***** Entries shown *****

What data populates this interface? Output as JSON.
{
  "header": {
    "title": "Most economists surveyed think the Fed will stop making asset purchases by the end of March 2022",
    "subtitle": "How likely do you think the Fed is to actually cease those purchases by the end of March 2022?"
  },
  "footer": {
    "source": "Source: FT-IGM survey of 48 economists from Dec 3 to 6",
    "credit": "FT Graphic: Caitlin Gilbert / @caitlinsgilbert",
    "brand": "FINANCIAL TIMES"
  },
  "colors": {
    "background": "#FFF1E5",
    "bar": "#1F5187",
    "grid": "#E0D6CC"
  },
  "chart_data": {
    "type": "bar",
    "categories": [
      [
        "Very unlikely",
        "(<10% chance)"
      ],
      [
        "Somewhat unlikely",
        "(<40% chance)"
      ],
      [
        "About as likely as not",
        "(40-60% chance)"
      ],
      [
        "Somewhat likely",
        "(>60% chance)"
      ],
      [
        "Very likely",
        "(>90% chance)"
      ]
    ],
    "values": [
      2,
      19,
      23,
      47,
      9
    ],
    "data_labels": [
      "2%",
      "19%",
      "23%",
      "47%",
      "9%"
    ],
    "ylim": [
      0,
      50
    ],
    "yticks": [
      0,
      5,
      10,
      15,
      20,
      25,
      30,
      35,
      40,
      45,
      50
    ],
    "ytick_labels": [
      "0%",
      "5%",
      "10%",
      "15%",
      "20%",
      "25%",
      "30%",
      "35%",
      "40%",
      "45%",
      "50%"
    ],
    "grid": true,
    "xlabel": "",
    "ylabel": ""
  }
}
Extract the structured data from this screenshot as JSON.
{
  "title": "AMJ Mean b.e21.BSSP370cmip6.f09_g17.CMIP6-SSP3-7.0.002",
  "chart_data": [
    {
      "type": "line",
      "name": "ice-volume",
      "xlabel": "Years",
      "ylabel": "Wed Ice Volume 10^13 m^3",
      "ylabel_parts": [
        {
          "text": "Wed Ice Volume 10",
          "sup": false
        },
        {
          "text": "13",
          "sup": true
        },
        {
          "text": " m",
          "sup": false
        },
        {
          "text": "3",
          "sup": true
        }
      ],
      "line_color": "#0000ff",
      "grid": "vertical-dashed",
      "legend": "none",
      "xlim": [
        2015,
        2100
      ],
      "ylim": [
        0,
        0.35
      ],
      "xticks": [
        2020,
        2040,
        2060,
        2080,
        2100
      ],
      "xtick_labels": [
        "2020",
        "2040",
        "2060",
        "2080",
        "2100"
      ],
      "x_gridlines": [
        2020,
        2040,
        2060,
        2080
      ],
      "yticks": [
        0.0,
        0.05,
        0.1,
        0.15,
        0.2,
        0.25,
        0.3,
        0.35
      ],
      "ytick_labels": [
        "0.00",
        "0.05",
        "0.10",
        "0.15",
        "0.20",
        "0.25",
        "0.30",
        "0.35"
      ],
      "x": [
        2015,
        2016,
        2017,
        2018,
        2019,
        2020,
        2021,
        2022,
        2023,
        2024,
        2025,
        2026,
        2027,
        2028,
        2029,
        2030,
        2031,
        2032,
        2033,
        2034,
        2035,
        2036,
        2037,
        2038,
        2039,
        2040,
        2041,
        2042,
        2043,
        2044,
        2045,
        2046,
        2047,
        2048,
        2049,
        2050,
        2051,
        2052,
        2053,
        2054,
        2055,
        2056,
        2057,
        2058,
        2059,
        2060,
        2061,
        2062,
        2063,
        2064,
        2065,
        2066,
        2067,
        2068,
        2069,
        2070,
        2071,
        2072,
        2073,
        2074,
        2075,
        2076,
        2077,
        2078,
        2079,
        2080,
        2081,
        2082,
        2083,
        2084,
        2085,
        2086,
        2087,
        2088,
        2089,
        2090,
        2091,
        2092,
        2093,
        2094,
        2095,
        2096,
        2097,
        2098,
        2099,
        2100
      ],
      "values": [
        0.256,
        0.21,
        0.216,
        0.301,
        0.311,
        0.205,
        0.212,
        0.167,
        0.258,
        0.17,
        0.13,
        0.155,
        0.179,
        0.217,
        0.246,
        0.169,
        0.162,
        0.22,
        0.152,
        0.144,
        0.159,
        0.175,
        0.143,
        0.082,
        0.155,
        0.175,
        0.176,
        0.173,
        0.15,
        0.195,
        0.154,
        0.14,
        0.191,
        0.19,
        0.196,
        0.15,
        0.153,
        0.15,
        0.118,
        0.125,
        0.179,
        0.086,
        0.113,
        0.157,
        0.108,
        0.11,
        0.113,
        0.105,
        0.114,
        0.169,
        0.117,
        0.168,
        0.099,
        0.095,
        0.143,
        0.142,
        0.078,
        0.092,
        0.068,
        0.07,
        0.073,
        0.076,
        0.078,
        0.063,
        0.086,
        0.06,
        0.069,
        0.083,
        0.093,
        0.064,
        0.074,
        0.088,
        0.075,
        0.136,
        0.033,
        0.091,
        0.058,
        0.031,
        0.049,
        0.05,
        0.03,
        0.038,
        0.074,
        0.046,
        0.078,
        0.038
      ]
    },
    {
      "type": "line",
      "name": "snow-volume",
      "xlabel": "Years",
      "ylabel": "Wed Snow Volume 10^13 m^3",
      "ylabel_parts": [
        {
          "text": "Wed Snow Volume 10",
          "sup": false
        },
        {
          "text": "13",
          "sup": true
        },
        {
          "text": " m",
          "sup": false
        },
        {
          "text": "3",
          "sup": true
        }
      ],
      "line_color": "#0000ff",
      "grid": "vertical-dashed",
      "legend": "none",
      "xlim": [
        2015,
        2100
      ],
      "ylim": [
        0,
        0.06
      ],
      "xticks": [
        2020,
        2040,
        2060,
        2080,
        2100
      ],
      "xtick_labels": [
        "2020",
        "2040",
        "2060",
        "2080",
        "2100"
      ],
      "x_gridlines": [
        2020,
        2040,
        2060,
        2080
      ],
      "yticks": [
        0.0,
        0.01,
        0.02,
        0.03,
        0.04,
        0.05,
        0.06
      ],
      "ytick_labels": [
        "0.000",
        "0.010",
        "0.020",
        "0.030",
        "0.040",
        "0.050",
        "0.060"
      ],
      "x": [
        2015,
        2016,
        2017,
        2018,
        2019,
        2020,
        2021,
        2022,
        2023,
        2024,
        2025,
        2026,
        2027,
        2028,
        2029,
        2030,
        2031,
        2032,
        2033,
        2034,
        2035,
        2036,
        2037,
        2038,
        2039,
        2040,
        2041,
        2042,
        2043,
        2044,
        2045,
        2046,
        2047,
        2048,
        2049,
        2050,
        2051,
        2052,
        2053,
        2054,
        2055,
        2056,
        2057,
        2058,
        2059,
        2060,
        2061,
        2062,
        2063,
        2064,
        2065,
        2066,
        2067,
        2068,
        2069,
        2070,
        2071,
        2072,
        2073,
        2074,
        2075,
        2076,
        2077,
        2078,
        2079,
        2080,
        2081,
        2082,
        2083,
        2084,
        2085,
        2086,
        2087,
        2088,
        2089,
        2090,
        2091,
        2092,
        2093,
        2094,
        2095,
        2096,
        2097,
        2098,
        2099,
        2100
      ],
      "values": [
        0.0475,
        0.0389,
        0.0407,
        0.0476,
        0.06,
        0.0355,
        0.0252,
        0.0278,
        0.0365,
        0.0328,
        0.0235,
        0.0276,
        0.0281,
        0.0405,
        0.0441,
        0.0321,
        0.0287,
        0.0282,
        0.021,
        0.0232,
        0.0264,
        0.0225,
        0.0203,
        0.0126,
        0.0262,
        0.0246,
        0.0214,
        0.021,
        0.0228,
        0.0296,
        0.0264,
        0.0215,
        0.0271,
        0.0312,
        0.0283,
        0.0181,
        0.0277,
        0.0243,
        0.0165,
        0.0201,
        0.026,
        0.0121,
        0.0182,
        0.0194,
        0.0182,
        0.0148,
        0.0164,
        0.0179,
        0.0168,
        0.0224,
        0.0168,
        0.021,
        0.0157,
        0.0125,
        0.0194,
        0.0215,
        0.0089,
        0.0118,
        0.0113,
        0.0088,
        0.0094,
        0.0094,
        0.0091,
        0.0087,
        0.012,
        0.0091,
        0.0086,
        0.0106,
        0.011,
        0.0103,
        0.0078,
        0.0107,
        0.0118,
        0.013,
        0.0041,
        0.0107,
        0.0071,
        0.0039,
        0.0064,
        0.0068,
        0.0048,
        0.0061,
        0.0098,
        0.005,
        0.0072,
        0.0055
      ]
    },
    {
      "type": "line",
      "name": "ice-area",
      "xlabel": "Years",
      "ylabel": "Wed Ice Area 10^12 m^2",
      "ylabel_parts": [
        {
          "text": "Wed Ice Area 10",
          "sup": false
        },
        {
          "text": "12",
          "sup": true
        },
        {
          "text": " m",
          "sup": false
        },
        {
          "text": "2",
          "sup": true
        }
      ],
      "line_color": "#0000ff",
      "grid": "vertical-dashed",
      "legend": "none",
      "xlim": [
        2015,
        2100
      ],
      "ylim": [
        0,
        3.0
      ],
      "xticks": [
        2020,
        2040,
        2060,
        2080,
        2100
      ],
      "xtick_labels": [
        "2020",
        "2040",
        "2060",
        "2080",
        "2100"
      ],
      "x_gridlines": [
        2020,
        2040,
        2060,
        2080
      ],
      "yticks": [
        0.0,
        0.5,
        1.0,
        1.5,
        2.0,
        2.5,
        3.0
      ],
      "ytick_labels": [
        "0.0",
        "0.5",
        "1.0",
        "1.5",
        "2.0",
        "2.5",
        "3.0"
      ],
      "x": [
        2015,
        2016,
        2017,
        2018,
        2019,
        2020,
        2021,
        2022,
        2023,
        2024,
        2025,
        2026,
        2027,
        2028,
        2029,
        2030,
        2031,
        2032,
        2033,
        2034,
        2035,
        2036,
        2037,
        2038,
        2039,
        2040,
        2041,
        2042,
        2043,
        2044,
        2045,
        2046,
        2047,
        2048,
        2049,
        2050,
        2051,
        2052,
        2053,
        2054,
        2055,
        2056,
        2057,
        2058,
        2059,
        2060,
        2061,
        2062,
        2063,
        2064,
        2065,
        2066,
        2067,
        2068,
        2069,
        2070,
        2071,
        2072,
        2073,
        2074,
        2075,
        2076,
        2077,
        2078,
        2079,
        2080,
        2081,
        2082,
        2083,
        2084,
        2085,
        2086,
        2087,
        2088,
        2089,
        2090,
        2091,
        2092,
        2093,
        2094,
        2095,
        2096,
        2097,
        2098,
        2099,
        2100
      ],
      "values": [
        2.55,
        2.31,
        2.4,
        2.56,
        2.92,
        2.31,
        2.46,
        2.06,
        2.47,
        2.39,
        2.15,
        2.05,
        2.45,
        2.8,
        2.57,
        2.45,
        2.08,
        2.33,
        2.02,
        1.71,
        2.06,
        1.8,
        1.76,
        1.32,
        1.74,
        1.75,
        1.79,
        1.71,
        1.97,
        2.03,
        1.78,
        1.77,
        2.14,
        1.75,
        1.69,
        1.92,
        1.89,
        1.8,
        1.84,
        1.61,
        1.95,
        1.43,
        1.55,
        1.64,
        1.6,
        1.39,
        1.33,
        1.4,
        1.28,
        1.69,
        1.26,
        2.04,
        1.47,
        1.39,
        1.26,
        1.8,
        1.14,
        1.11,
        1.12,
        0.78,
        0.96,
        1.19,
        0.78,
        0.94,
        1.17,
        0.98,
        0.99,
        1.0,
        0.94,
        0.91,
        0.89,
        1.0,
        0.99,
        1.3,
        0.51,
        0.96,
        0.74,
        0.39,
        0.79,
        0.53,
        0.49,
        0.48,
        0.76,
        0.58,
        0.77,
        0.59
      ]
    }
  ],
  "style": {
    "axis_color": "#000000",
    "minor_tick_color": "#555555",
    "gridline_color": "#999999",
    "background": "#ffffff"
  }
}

*****

List the lines that contain the word "name".

      "name": "ice-volume",
      "name": "snow-volume",
      "name": "ice-area",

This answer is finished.